# Fragmento del relato
━━━

Esta inusual historia sucedió hace unos treinta años en el cementerio de la ciudad de Otavalo.
Una mañana había ido al camposanto a arreglar las flores de los nichos de mi familia. Me acompañaban en ese tiempo dos niños: mi hijo que era aún pequeño y un amiguito suyo.
Mientras acomodaba los arreglos florales, los niños, por varios minutos, jugaban y corrían de un lado al otro. Por instantes, los perdí de vista, cuando de pronto, a lo lejos, observé cómo venían corriendo despavoridos. Me gritaban algo desde lejos, pero yo no podía escucharlos. Cuando pasaron frente a mí, sin detenerse, me gritaron que arrojara las flores y corriera hacia la salida del panteón, porque un muerto estaba saliéndose de su tumba.

━━━

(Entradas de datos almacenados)
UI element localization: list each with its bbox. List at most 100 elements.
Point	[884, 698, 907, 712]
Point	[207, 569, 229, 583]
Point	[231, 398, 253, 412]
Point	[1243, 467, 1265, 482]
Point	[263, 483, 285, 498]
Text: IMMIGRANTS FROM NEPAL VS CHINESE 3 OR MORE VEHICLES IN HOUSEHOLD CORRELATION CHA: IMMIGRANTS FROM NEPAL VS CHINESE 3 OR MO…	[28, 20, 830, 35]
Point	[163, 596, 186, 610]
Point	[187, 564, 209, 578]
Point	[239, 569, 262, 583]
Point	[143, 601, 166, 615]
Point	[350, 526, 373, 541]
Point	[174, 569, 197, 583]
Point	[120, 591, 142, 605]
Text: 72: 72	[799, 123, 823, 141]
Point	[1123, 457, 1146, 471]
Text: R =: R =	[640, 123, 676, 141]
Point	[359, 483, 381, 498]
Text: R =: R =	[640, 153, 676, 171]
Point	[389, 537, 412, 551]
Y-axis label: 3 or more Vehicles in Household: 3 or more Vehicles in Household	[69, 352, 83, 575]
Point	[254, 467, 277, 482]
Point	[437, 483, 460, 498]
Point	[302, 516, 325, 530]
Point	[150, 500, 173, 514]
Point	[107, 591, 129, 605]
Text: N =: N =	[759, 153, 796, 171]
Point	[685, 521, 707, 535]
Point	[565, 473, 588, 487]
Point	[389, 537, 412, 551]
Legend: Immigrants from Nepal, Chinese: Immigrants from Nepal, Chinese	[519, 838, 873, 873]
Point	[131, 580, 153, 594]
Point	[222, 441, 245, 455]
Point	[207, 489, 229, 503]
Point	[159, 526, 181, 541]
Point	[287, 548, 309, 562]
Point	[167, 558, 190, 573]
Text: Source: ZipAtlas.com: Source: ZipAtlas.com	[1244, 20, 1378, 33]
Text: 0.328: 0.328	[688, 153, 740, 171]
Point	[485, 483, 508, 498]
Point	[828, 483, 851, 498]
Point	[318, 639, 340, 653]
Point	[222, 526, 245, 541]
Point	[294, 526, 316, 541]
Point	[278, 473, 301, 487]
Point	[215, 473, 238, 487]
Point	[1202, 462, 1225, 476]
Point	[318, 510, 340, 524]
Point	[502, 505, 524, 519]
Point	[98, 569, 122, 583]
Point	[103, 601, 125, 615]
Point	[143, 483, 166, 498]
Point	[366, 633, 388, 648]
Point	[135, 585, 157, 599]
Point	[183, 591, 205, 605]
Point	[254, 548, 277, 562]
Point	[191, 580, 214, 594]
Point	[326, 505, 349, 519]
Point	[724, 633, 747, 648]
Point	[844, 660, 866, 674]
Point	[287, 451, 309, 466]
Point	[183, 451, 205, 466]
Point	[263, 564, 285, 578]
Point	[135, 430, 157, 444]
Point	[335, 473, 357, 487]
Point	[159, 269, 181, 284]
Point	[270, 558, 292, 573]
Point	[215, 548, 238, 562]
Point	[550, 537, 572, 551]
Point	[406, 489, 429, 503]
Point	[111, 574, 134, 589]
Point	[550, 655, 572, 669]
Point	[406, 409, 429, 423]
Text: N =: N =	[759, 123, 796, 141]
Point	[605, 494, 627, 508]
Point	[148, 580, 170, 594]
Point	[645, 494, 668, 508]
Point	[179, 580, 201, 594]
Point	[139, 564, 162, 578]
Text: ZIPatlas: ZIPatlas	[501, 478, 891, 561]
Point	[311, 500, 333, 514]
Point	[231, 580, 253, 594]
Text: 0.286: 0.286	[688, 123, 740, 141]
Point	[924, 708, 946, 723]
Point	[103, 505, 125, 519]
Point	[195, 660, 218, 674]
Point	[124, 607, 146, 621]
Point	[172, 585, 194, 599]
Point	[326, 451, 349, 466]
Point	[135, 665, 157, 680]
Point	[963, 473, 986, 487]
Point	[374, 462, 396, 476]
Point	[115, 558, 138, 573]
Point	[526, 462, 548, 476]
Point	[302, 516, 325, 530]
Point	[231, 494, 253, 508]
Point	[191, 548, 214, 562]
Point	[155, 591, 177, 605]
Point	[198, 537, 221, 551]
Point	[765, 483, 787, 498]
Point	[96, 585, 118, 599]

━━━

Extrae literalmente del relato sobre el cementerio de Otavalo el pasaje que se abre con las palabras que contienen "Esta inusual historia" y se cierra con "de su tumba.". Este material no guarda relación con el relato.

# Resultado del ejercicio
Esta inusual historia sucedió hace unos treinta años en el cementerio de la ciudad de Otavalo.
Una mañana había ido al camposanto a arreglar las flores de los nichos de mi familia. Me acompañaban en ese tiempo dos niños: mi hijo que era aún pequeño y un amiguito suyo.
Mientras acomodaba los arreglos florales, los niños, por varios minutos, jugaban y corrían de un lado al otro. Por instantes, los perdí de vista, cuando de pronto, a lo lejos, observé cómo venían corriendo despavoridos. Me gritaban algo desde lejos, pero yo no podía escucharlos. Cuando pasaron frente a mí, sin detenerse, me gritaron que arrojara las flores y corriera hacia la salida del panteón, porque un muerto estaba saliéndose de su tumba.